Find the lines that hold "Version". Report only how many there are.

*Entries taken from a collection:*
— begin —
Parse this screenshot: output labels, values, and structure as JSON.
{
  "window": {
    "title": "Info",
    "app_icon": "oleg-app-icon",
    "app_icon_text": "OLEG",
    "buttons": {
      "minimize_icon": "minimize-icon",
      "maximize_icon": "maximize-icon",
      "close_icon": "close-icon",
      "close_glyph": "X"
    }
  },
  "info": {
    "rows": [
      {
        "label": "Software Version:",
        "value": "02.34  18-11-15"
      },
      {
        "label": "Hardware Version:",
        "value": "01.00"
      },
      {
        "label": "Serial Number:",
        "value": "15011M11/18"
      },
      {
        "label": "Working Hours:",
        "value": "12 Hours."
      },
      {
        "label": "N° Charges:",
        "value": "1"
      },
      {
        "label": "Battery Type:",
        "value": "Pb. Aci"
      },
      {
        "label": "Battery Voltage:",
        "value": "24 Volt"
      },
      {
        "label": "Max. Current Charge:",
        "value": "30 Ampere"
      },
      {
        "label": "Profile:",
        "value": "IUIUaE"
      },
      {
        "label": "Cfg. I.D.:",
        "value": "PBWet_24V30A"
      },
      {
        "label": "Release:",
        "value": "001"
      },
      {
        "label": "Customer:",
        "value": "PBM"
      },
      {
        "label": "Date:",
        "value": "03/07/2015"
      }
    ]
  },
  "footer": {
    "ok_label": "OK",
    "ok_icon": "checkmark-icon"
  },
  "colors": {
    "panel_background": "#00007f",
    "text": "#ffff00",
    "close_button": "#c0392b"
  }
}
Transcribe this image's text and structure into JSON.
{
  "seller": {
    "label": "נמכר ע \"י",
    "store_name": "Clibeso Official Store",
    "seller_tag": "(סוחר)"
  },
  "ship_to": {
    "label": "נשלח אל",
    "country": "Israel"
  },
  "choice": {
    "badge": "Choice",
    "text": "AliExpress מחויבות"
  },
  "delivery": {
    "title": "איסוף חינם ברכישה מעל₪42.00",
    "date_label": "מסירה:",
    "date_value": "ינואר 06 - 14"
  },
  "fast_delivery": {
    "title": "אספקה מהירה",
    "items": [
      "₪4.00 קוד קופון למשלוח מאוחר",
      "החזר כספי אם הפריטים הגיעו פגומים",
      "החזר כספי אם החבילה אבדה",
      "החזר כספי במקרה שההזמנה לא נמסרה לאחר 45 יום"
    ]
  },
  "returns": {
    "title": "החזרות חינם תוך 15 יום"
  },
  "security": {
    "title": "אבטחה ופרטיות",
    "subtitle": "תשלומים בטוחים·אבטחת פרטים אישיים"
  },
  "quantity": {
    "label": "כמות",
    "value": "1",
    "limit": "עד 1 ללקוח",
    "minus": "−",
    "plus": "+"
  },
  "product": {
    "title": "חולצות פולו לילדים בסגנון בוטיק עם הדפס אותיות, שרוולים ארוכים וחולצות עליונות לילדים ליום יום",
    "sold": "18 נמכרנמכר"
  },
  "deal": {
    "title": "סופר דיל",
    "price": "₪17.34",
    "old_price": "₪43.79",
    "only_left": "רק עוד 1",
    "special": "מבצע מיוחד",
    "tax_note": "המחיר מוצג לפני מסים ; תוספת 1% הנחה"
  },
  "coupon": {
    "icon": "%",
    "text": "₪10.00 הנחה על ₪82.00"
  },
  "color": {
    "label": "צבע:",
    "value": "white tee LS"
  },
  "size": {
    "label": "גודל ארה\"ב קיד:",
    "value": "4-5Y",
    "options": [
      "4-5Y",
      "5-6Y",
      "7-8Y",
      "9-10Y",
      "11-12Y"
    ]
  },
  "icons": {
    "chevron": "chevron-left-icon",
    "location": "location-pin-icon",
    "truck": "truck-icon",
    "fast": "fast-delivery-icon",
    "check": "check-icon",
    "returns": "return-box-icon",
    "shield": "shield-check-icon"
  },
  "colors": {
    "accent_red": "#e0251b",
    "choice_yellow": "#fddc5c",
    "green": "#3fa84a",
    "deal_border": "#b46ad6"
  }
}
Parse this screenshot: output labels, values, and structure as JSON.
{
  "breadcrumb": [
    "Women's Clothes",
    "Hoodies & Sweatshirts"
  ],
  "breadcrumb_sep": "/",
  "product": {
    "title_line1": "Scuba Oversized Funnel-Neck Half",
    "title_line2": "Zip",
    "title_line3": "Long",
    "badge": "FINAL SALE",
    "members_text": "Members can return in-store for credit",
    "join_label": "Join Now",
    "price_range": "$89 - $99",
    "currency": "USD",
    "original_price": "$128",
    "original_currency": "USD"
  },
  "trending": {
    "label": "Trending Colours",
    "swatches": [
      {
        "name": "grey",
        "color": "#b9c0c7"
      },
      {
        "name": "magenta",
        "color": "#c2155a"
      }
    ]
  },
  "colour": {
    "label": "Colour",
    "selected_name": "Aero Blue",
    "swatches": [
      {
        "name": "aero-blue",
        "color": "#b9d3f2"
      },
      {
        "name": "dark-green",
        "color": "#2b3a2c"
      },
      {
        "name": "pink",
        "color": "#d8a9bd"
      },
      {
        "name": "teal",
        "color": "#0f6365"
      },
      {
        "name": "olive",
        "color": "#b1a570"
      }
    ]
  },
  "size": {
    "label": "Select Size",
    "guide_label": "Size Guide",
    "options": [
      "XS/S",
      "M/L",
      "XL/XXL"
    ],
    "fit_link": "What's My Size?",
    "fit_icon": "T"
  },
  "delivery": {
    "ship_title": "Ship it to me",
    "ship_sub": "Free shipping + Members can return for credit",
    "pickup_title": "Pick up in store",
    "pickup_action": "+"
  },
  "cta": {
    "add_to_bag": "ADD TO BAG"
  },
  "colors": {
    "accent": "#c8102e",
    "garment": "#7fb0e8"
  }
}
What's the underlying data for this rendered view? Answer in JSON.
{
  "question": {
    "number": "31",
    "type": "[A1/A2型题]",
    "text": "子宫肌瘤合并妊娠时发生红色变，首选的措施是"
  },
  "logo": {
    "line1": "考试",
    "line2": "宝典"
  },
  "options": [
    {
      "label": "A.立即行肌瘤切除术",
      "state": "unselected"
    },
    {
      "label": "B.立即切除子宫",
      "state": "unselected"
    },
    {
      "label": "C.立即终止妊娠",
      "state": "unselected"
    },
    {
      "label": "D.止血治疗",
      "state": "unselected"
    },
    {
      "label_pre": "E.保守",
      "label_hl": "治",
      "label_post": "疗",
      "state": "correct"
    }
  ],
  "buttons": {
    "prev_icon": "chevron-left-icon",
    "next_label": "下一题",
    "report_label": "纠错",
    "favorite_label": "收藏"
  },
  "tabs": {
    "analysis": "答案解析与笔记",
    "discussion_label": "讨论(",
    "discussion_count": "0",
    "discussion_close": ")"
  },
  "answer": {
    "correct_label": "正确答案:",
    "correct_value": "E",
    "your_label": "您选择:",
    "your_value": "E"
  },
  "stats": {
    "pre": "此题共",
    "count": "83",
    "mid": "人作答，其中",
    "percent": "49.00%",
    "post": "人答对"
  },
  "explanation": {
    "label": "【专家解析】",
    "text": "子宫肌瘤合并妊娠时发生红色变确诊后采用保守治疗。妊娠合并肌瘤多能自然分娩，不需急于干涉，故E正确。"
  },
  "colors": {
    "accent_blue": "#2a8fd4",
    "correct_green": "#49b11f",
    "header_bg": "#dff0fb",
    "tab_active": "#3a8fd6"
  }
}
— end —
*Task answer:*
2